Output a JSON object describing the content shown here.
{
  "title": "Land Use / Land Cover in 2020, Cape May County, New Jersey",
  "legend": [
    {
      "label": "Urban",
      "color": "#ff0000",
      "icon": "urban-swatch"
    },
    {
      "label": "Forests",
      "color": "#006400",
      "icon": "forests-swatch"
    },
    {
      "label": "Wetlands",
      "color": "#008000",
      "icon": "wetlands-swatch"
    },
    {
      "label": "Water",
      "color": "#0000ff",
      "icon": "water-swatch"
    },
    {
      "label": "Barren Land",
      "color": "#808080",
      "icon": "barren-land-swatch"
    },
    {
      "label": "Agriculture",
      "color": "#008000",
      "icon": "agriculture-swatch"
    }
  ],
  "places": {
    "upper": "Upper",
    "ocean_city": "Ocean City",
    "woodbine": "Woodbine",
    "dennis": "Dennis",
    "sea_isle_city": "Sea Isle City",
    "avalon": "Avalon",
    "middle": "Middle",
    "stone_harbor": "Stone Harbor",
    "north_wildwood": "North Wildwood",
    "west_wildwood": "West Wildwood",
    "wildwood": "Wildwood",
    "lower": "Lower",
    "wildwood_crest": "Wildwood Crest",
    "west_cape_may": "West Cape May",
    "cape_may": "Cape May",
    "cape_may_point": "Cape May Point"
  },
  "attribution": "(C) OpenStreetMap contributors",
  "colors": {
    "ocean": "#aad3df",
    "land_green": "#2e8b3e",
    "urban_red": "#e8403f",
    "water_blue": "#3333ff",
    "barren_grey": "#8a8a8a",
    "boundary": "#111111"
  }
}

# Exercise directions
Produce an exact copy of all the records.

# Solution
Output a JSON object describing the content shown here.
{
  "title": "Land Use / Land Cover in 2020, Cape May County, New Jersey",
  "legend": [
    {
      "label": "Urban",
      "color": "#ff0000",
      "icon": "urban-swatch"
    },
    {
      "label": "Forests",
      "color": "#006400",
      "icon": "forests-swatch"
    },
    {
      "label": "Wetlands",
      "color": "#008000",
      "icon": "wetlands-swatch"
    },
    {
      "label": "Water",
      "color": "#0000ff",
      "icon": "water-swatch"
    },
    {
      "label": "Barren Land",
      "color": "#808080",
      "icon": "barren-land-swatch"
    },
    {
      "label": "Agriculture",
      "color": "#008000",
      "icon": "agriculture-swatch"
    }
  ],
  "places": {
    "upper": "Upper",
    "ocean_city": "Ocean City",
    "woodbine": "Woodbine",
    "dennis": "Dennis",
    "sea_isle_city": "Sea Isle City",
    "avalon": "Avalon",
    "middle": "Middle",
    "stone_harbor": "Stone Harbor",
    "north_wildwood": "North Wildwood",
    "west_wildwood": "West Wildwood",
    "wildwood": "Wildwood",
    "lower": "Lower",
    "wildwood_crest": "Wildwood Crest",
    "west_cape_may": "West Cape May",
    "cape_may": "Cape May",
    "cape_may_point": "Cape May Point"
  },
  "attribution": "(C) OpenStreetMap contributors",
  "colors": {
    "ocean": "#aad3df",
    "land_green": "#2e8b3e",
    "urban_red": "#e8403f",
    "water_blue": "#3333ff",
    "barren_grey": "#8a8a8a",
    "boundary": "#111111"
  }
}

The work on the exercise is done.